» The task:
Print out every line, exactly as written.

Excerpts from a figure dataset
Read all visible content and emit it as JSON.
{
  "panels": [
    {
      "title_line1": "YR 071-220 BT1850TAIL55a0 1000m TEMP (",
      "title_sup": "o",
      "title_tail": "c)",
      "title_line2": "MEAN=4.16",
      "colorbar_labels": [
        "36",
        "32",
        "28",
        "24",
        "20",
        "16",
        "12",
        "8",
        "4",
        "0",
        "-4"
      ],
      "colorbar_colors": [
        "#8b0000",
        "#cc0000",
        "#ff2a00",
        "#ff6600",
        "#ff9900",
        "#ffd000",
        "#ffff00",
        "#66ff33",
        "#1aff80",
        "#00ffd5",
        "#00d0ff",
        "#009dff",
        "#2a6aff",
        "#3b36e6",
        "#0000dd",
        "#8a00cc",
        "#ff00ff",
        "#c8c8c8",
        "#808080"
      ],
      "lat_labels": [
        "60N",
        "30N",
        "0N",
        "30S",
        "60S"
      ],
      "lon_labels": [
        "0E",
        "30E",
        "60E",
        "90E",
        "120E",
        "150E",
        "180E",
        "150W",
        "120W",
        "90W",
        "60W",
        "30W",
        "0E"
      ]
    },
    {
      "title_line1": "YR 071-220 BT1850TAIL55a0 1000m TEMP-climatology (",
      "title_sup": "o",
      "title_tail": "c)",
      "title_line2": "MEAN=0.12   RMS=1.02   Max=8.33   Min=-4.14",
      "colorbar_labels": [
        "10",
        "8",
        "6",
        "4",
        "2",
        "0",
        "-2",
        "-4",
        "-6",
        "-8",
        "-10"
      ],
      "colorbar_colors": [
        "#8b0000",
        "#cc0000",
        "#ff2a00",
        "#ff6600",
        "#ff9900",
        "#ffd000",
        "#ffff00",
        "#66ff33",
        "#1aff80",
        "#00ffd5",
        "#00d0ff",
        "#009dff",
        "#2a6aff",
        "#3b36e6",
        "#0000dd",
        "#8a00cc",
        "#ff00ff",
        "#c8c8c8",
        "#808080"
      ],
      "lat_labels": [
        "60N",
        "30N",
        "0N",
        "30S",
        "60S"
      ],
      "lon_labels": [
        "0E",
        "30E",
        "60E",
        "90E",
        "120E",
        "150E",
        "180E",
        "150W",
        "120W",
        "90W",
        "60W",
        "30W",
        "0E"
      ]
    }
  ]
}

» Completed task:
Read all visible content and emit it as JSON.
{
  "panels": [
    {
      "title_line1": "YR 071-220 BT1850TAIL55a0 1000m TEMP (",
      "title_sup": "o",
      "title_tail": "c)",
      "title_line2": "MEAN=4.16",
      "colorbar_labels": [
        "36",
        "32",
        "28",
        "24",
        "20",
        "16",
        "12",
        "8",
        "4",
        "0",
        "-4"
      ],
      "colorbar_colors": [
        "#8b0000",
        "#cc0000",
        "#ff2a00",
        "#ff6600",
        "#ff9900",
        "#ffd000",
        "#ffff00",
        "#66ff33",
        "#1aff80",
        "#00ffd5",
        "#00d0ff",
        "#009dff",
        "#2a6aff",
        "#3b36e6",
        "#0000dd",
        "#8a00cc",
        "#ff00ff",
        "#c8c8c8",
        "#808080"
      ],
      "lat_labels": [
        "60N",
        "30N",
        "0N",
        "30S",
        "60S"
      ],
      "lon_labels": [
        "0E",
        "30E",
        "60E",
        "90E",
        "120E",
        "150E",
        "180E",
        "150W",
        "120W",
        "90W",
        "60W",
        "30W",
        "0E"
      ]
    },
    {
      "title_line1": "YR 071-220 BT1850TAIL55a0 1000m TEMP-climatology (",
      "title_sup": "o",
      "title_tail": "c)",
      "title_line2": "MEAN=0.12   RMS=1.02   Max=8.33   Min=-4.14",
      "colorbar_labels": [
        "10",
        "8",
        "6",
        "4",
        "2",
        "0",
        "-2",
        "-4",
        "-6",
        "-8",
        "-10"
      ],
      "colorbar_colors": [
        "#8b0000",
        "#cc0000",
        "#ff2a00",
        "#ff6600",
        "#ff9900",
        "#ffd000",
        "#ffff00",
        "#66ff33",
        "#1aff80",
        "#00ffd5",
        "#00d0ff",
        "#009dff",
        "#2a6aff",
        "#3b36e6",
        "#0000dd",
        "#8a00cc",
        "#ff00ff",
        "#c8c8c8",
        "#808080"
      ],
      "lat_labels": [
        "60N",
        "30N",
        "0N",
        "30S",
        "60S"
      ],
      "lon_labels": [
        "0E",
        "30E",
        "60E",
        "90E",
        "120E",
        "150E",
        "180E",
        "150W",
        "120W",
        "90W",
        "60W",
        "30W",
        "0E"
      ]
    }
  ]
}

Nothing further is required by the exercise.